Written task. Check every line below for the word "that" and give only the number of lines where it appears.

Extracted material.
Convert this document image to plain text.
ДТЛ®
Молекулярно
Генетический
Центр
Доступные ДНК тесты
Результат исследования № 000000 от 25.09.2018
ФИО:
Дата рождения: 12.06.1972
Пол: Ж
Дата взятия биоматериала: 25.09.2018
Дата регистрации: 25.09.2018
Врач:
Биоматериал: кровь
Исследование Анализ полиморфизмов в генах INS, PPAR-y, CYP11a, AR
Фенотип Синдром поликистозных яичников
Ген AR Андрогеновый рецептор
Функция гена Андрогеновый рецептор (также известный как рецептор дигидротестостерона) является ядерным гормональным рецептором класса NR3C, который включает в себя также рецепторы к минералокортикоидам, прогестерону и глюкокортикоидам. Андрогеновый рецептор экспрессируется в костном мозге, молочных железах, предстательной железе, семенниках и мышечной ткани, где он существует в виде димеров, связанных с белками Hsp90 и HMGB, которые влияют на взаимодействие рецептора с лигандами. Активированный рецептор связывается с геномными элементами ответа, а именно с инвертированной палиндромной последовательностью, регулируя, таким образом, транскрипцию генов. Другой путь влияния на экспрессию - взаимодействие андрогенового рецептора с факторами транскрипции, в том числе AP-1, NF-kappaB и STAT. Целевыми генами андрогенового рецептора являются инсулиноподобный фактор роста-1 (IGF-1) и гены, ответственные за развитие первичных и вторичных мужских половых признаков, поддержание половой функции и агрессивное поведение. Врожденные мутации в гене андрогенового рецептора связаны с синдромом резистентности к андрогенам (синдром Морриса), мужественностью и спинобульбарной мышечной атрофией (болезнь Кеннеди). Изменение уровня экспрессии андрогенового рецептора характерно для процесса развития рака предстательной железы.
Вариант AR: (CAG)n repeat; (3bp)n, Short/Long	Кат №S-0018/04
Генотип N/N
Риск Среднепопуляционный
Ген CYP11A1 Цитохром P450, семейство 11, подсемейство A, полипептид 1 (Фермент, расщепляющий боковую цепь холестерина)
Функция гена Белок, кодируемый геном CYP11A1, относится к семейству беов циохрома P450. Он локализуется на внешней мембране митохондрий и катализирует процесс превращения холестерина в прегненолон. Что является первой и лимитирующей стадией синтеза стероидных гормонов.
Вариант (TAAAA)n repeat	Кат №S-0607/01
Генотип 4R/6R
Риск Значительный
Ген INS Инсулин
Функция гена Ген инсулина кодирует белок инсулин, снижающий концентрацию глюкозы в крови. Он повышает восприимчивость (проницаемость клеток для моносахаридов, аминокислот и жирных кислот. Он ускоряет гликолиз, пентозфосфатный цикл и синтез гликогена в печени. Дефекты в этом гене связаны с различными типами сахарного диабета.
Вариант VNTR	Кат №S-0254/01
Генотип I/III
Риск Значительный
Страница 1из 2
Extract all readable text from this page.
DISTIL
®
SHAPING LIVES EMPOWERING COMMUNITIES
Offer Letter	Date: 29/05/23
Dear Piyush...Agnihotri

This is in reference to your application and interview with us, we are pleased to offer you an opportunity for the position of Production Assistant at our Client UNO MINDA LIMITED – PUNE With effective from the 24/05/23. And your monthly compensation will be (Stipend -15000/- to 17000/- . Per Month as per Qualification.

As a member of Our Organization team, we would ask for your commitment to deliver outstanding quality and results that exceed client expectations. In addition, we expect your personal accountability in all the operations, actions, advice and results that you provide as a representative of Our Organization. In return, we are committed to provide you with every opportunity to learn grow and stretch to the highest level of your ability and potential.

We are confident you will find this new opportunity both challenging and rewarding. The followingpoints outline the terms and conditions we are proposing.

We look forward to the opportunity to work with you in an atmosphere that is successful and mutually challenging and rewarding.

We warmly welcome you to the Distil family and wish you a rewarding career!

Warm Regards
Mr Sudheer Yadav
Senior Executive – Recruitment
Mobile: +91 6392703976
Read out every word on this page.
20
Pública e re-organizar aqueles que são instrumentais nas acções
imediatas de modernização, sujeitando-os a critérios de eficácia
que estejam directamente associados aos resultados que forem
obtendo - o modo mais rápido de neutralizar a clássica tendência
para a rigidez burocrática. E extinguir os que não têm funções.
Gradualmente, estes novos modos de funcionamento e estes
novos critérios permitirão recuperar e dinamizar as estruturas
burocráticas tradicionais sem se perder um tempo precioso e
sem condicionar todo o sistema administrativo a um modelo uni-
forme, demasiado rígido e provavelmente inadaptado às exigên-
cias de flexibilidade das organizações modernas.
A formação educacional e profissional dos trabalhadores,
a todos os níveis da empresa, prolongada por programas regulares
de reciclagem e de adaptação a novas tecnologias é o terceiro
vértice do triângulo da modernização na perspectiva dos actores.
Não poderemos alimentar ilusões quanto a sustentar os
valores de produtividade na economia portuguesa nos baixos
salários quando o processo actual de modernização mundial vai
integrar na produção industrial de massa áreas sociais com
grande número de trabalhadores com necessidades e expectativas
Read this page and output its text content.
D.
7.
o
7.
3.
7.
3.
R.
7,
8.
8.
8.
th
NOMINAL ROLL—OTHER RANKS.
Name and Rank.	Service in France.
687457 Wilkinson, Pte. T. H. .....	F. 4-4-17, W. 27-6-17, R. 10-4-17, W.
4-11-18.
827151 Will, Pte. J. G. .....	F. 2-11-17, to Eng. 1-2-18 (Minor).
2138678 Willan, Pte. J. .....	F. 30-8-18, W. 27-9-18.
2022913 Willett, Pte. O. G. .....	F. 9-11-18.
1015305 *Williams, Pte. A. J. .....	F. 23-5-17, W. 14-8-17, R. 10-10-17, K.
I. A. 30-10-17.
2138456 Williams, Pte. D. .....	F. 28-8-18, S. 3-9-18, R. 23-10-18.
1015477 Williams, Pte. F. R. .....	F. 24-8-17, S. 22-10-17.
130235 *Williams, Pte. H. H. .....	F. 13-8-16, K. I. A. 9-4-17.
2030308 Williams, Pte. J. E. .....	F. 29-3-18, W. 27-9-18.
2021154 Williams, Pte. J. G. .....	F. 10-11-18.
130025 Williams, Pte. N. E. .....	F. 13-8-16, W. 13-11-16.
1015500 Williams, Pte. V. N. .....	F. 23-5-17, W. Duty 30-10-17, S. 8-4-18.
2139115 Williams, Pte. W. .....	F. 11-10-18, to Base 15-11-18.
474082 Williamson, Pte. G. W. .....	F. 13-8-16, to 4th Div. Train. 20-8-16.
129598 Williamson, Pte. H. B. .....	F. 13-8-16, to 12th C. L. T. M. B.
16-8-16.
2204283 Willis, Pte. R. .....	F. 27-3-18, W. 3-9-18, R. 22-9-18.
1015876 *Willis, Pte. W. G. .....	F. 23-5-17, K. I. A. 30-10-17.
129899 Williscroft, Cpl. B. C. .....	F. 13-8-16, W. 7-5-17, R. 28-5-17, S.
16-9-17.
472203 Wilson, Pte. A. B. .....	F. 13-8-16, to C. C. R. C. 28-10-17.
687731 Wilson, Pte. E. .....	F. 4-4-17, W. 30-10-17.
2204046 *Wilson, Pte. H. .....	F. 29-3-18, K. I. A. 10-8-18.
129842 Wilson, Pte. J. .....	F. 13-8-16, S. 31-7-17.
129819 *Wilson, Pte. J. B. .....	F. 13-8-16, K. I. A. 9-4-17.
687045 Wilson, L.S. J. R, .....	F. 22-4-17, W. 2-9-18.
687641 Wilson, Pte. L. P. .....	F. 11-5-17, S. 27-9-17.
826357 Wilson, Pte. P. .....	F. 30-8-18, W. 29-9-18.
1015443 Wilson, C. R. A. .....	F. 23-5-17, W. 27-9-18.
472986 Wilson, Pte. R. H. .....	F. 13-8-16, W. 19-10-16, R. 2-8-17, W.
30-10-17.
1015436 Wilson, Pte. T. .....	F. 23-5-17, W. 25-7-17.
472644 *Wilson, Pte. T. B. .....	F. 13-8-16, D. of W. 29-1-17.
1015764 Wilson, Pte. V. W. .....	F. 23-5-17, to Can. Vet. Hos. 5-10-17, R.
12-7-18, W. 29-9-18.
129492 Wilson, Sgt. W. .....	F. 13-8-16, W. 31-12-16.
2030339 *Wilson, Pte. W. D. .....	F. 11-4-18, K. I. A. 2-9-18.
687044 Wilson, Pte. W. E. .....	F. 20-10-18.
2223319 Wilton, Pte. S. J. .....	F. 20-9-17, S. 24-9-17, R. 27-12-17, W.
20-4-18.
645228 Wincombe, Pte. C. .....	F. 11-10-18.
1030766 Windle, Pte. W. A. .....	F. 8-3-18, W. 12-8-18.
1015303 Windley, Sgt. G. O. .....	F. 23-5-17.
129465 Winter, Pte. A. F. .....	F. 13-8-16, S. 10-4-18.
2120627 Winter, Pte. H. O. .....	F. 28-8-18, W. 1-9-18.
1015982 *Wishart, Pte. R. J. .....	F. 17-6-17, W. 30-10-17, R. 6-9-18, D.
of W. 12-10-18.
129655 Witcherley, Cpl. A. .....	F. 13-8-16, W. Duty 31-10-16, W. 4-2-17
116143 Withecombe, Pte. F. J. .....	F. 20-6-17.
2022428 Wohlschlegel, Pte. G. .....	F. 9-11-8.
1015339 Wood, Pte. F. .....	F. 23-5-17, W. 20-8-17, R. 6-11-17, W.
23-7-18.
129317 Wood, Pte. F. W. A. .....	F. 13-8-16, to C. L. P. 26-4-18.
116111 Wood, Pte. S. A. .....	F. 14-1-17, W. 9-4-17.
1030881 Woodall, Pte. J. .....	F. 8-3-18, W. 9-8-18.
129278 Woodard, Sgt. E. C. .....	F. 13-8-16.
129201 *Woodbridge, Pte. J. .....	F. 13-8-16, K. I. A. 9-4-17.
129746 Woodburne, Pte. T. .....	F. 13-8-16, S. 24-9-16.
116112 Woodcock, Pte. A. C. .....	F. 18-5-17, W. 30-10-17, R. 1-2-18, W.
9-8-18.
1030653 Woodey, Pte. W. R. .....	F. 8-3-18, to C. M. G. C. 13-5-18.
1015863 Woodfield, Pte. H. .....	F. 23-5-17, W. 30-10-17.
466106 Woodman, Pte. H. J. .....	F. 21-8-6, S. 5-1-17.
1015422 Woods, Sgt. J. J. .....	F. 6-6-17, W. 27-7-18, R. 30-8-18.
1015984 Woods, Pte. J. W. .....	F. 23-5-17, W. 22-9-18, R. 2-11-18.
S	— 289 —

Answer to this problem. 2